(Records drawn from a collection)

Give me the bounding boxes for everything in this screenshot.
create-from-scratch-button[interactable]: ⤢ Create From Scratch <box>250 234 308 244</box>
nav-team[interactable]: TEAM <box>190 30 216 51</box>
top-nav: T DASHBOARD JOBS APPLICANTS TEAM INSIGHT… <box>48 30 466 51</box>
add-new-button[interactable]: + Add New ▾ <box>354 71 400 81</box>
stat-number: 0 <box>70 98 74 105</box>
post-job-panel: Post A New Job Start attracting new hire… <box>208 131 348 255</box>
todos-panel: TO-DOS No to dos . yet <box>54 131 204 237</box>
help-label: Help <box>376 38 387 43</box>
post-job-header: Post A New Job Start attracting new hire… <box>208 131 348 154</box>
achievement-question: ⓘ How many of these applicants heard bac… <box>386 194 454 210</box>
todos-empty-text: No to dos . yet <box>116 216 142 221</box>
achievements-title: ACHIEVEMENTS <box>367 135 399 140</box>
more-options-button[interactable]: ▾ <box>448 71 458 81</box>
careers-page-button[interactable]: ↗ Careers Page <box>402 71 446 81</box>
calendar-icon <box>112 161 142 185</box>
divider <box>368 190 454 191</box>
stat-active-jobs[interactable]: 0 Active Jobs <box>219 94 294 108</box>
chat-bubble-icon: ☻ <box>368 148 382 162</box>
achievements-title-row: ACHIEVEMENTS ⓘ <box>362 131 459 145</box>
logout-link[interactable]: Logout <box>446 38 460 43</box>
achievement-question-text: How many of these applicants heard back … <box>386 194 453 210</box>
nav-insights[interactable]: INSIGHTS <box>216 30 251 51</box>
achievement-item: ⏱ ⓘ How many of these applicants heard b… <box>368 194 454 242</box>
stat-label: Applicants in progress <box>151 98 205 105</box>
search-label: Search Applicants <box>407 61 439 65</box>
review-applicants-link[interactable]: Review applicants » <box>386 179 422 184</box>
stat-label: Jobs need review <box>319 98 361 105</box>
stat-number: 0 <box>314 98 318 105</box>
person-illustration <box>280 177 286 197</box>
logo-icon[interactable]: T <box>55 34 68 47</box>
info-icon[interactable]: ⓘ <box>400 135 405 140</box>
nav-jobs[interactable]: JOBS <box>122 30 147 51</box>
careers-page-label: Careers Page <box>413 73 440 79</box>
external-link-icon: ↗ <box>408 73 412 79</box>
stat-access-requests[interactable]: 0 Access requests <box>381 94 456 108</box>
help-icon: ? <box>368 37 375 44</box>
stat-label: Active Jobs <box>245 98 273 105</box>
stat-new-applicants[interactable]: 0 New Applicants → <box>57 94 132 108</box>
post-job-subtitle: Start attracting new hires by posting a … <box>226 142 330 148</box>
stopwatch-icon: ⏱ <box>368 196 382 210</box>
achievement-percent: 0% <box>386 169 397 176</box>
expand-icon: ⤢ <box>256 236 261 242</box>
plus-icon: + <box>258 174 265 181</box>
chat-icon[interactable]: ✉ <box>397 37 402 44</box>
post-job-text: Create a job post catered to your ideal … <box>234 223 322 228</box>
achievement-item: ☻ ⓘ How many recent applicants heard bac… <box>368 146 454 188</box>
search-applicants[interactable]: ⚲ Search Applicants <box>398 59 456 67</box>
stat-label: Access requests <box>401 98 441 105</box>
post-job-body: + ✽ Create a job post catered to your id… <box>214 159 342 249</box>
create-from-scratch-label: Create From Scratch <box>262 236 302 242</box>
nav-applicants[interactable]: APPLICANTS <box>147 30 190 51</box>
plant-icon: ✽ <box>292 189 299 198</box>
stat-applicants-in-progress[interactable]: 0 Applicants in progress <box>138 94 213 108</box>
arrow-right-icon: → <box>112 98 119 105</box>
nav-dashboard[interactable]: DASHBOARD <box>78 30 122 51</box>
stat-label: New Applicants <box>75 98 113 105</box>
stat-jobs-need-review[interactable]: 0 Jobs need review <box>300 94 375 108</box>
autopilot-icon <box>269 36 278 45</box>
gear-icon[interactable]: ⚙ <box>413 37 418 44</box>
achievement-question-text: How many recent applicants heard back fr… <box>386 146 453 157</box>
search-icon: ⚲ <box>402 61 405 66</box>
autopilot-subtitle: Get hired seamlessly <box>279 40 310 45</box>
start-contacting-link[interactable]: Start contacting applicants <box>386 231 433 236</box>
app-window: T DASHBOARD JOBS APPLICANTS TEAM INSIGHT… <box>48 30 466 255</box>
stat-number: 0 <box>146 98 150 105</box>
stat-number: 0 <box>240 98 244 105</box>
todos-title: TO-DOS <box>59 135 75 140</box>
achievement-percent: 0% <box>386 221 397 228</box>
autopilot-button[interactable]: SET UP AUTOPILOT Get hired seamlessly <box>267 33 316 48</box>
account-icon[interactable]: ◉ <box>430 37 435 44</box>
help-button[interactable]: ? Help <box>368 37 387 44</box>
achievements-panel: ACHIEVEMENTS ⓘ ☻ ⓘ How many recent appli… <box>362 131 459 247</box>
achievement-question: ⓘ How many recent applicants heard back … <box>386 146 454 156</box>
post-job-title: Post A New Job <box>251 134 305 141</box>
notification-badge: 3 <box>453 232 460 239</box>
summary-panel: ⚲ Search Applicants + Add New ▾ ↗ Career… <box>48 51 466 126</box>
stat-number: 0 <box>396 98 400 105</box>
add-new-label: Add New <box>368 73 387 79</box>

[Problem to work on]:
Reproduce every one of the records above word for word.

[Answer in full]:
Give me the bounding boxes for everything in this screenshot.
create-from-scratch-button[interactable]: ⤢ Create From Scratch <box>250 234 308 244</box>
nav-team[interactable]: TEAM <box>190 30 216 51</box>
top-nav: T DASHBOARD JOBS APPLICANTS TEAM INSIGHT… <box>48 30 466 51</box>
add-new-button[interactable]: + Add New ▾ <box>354 71 400 81</box>
stat-number: 0 <box>70 98 74 105</box>
post-job-panel: Post A New Job Start attracting new hire… <box>208 131 348 255</box>
todos-panel: TO-DOS No to dos . yet <box>54 131 204 237</box>
help-label: Help <box>376 38 387 43</box>
post-job-header: Post A New Job Start attracting new hire… <box>208 131 348 154</box>
achievement-question: ⓘ How many of these applicants heard bac… <box>386 194 454 210</box>
todos-empty-text: No to dos . yet <box>116 216 142 221</box>
achievements-title: ACHIEVEMENTS <box>367 135 399 140</box>
more-options-button[interactable]: ▾ <box>448 71 458 81</box>
careers-page-button[interactable]: ↗ Careers Page <box>402 71 446 81</box>
calendar-icon <box>112 161 142 185</box>
divider <box>368 190 454 191</box>
stat-active-jobs[interactable]: 0 Active Jobs <box>219 94 294 108</box>
chat-bubble-icon: ☻ <box>368 148 382 162</box>
achievements-title-row: ACHIEVEMENTS ⓘ <box>362 131 459 145</box>
logout-link[interactable]: Logout <box>446 38 460 43</box>
achievement-question-text: How many of these applicants heard back … <box>386 194 453 210</box>
nav-insights[interactable]: INSIGHTS <box>216 30 251 51</box>
achievement-item: ⏱ ⓘ How many of these applicants heard b… <box>368 194 454 242</box>
stat-label: Applicants in progress <box>151 98 205 105</box>
search-label: Search Applicants <box>407 61 439 65</box>
review-applicants-link[interactable]: Review applicants » <box>386 179 422 184</box>
stat-label: Jobs need review <box>319 98 361 105</box>
stat-number: 0 <box>314 98 318 105</box>
person-illustration <box>280 177 286 197</box>
logo-icon[interactable]: T <box>55 34 68 47</box>
info-icon[interactable]: ⓘ <box>400 135 405 140</box>
nav-jobs[interactable]: JOBS <box>122 30 147 51</box>
careers-page-label: Careers Page <box>413 73 440 79</box>
external-link-icon: ↗ <box>408 73 412 79</box>
stat-access-requests[interactable]: 0 Access requests <box>381 94 456 108</box>
help-icon: ? <box>368 37 375 44</box>
stat-label: Active Jobs <box>245 98 273 105</box>
stat-new-applicants[interactable]: 0 New Applicants → <box>57 94 132 108</box>
post-job-subtitle: Start attracting new hires by posting a … <box>226 142 330 148</box>
stopwatch-icon: ⏱ <box>368 196 382 210</box>
achievement-percent: 0% <box>386 169 397 176</box>
expand-icon: ⤢ <box>256 236 261 242</box>
plus-icon: + <box>258 174 265 181</box>
chat-icon[interactable]: ✉ <box>397 37 402 44</box>
post-job-text: Create a job post catered to your ideal … <box>234 223 322 228</box>
achievement-item: ☻ ⓘ How many recent applicants heard bac… <box>368 146 454 188</box>
search-applicants[interactable]: ⚲ Search Applicants <box>398 59 456 67</box>
stat-label: Access requests <box>401 98 441 105</box>
post-job-body: + ✽ Create a job post catered to your id… <box>214 159 342 249</box>
create-from-scratch-label: Create From Scratch <box>262 236 302 242</box>
nav-applicants[interactable]: APPLICANTS <box>147 30 190 51</box>
plant-icon: ✽ <box>292 189 299 198</box>
stat-applicants-in-progress[interactable]: 0 Applicants in progress <box>138 94 213 108</box>
arrow-right-icon: → <box>112 98 119 105</box>
nav-dashboard[interactable]: DASHBOARD <box>78 30 122 51</box>
stat-label: New Applicants <box>75 98 113 105</box>
stat-jobs-need-review[interactable]: 0 Jobs need review <box>300 94 375 108</box>
autopilot-icon <box>269 36 278 45</box>
gear-icon[interactable]: ⚙ <box>413 37 418 44</box>
achievement-question-text: How many recent applicants heard back fr… <box>386 146 453 157</box>
search-icon: ⚲ <box>402 61 405 66</box>
autopilot-subtitle: Get hired seamlessly <box>279 40 310 45</box>
start-contacting-link[interactable]: Start contacting applicants <box>386 231 433 236</box>
app-window: T DASHBOARD JOBS APPLICANTS TEAM INSIGHT… <box>48 30 466 255</box>
stat-number: 0 <box>146 98 150 105</box>
stat-number: 0 <box>240 98 244 105</box>
todos-title: TO-DOS <box>59 135 75 140</box>
achievement-percent: 0% <box>386 221 397 228</box>
autopilot-button[interactable]: SET UP AUTOPILOT Get hired seamlessly <box>267 33 316 48</box>
account-icon[interactable]: ◉ <box>430 37 435 44</box>
help-button[interactable]: ? Help <box>368 37 387 44</box>
achievements-panel: ACHIEVEMENTS ⓘ ☻ ⓘ How many recent appli… <box>362 131 459 247</box>
achievement-question: ⓘ How many recent applicants heard back … <box>386 146 454 156</box>
post-job-title: Post A New Job <box>251 134 305 141</box>
notification-badge: 3 <box>453 232 460 239</box>
summary-panel: ⚲ Search Applicants + Add New ▾ ↗ Career… <box>48 51 466 126</box>
stat-number: 0 <box>396 98 400 105</box>
add-new-label: Add New <box>368 73 387 79</box>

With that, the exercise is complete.